» Problem to solve:
The records that follow are to be repeated without alteration.

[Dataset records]

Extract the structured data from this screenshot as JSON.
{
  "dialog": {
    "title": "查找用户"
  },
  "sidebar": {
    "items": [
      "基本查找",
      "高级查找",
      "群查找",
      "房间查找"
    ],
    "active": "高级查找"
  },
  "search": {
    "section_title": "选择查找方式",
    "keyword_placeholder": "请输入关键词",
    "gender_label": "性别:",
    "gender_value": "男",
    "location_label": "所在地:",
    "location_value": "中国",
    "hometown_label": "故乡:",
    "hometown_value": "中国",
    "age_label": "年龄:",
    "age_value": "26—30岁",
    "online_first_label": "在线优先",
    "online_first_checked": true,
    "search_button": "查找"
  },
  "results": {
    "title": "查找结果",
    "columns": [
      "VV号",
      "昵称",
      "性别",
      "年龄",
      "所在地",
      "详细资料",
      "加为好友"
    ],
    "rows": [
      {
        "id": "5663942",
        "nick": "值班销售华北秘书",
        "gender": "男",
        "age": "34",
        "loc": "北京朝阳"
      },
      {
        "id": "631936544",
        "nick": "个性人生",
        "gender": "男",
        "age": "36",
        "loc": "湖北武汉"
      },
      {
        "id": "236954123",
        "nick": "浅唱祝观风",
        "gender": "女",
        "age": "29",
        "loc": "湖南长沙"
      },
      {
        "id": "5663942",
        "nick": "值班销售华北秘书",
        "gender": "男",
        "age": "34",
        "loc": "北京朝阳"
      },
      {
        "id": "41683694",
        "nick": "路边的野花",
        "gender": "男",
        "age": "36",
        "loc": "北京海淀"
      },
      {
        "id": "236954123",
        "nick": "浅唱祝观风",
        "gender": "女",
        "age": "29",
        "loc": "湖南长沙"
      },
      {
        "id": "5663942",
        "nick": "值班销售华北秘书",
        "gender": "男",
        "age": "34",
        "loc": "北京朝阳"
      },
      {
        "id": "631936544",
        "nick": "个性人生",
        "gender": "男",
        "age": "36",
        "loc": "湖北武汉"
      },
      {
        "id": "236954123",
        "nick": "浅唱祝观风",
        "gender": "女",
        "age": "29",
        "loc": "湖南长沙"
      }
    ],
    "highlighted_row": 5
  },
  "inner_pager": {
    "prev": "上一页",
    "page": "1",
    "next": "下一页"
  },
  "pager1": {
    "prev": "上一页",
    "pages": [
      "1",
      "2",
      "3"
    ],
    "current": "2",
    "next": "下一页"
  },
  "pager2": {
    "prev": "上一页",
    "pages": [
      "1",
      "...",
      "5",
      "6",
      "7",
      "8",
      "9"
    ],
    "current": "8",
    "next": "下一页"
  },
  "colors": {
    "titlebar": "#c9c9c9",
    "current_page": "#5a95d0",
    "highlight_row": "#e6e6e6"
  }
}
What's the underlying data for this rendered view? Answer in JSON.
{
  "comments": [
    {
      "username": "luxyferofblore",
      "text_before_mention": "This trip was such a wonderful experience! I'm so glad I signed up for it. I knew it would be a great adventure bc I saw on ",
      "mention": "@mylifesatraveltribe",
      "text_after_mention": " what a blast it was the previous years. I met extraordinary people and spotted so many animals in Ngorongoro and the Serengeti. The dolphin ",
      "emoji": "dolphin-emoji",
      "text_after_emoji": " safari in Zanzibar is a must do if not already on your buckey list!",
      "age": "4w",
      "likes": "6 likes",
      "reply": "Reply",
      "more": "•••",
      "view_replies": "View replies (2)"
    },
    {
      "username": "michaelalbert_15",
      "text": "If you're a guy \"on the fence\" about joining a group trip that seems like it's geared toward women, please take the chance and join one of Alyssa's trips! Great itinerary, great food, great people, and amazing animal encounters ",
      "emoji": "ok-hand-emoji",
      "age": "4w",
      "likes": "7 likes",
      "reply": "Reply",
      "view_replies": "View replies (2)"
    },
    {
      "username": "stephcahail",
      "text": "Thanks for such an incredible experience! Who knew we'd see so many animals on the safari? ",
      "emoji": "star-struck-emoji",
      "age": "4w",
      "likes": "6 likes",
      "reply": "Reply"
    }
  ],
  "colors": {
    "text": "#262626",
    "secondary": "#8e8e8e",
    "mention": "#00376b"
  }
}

» Result of the task:
Extract the structured data from this screenshot as JSON.
{
  "dialog": {
    "title": "查找用户"
  },
  "sidebar": {
    "items": [
      "基本查找",
      "高级查找",
      "群查找",
      "房间查找"
    ],
    "active": "高级查找"
  },
  "search": {
    "section_title": "选择查找方式",
    "keyword_placeholder": "请输入关键词",
    "gender_label": "性别:",
    "gender_value": "男",
    "location_label": "所在地:",
    "location_value": "中国",
    "hometown_label": "故乡:",
    "hometown_value": "中国",
    "age_label": "年龄:",
    "age_value": "26—30岁",
    "online_first_label": "在线优先",
    "online_first_checked": true,
    "search_button": "查找"
  },
  "results": {
    "title": "查找结果",
    "columns": [
      "VV号",
      "昵称",
      "性别",
      "年龄",
      "所在地",
      "详细资料",
      "加为好友"
    ],
    "rows": [
      {
        "id": "5663942",
        "nick": "值班销售华北秘书",
        "gender": "男",
        "age": "34",
        "loc": "北京朝阳"
      },
      {
        "id": "631936544",
        "nick": "个性人生",
        "gender": "男",
        "age": "36",
        "loc": "湖北武汉"
      },
      {
        "id": "236954123",
        "nick": "浅唱祝观风",
        "gender": "女",
        "age": "29",
        "loc": "湖南长沙"
      },
      {
        "id": "5663942",
        "nick": "值班销售华北秘书",
        "gender": "男",
        "age": "34",
        "loc": "北京朝阳"
      },
      {
        "id": "41683694",
        "nick": "路边的野花",
        "gender": "男",
        "age": "36",
        "loc": "北京海淀"
      },
      {
        "id": "236954123",
        "nick": "浅唱祝观风",
        "gender": "女",
        "age": "29",
        "loc": "湖南长沙"
      },
      {
        "id": "5663942",
        "nick": "值班销售华北秘书",
        "gender": "男",
        "age": "34",
        "loc": "北京朝阳"
      },
      {
        "id": "631936544",
        "nick": "个性人生",
        "gender": "男",
        "age": "36",
        "loc": "湖北武汉"
      },
      {
        "id": "236954123",
        "nick": "浅唱祝观风",
        "gender": "女",
        "age": "29",
        "loc": "湖南长沙"
      }
    ],
    "highlighted_row": 5
  },
  "inner_pager": {
    "prev": "上一页",
    "page": "1",
    "next": "下一页"
  },
  "pager1": {
    "prev": "上一页",
    "pages": [
      "1",
      "2",
      "3"
    ],
    "current": "2",
    "next": "下一页"
  },
  "pager2": {
    "prev": "上一页",
    "pages": [
      "1",
      "...",
      "5",
      "6",
      "7",
      "8",
      "9"
    ],
    "current": "8",
    "next": "下一页"
  },
  "colors": {
    "titlebar": "#c9c9c9",
    "current_page": "#5a95d0",
    "highlight_row": "#e6e6e6"
  }
}
What's the underlying data for this rendered view? Answer in JSON.
{
  "comments": [
    {
      "username": "luxyferofblore",
      "text_before_mention": "This trip was such a wonderful experience! I'm so glad I signed up for it. I knew it would be a great adventure bc I saw on ",
      "mention": "@mylifesatraveltribe",
      "text_after_mention": " what a blast it was the previous years. I met extraordinary people and spotted so many animals in Ngorongoro and the Serengeti. The dolphin ",
      "emoji": "dolphin-emoji",
      "text_after_emoji": " safari in Zanzibar is a must do if not already on your buckey list!",
      "age": "4w",
      "likes": "6 likes",
      "reply": "Reply",
      "more": "•••",
      "view_replies": "View replies (2)"
    },
    {
      "username": "michaelalbert_15",
      "text": "If you're a guy \"on the fence\" about joining a group trip that seems like it's geared toward women, please take the chance and join one of Alyssa's trips! Great itinerary, great food, great people, and amazing animal encounters ",
      "emoji": "ok-hand-emoji",
      "age": "4w",
      "likes": "7 likes",
      "reply": "Reply",
      "view_replies": "View replies (2)"
    },
    {
      "username": "stephcahail",
      "text": "Thanks for such an incredible experience! Who knew we'd see so many animals on the safari? ",
      "emoji": "star-struck-emoji",
      "age": "4w",
      "likes": "6 likes",
      "reply": "Reply"
    }
  ],
  "colors": {
    "text": "#262626",
    "secondary": "#8e8e8e",
    "mention": "#00376b"
  }
}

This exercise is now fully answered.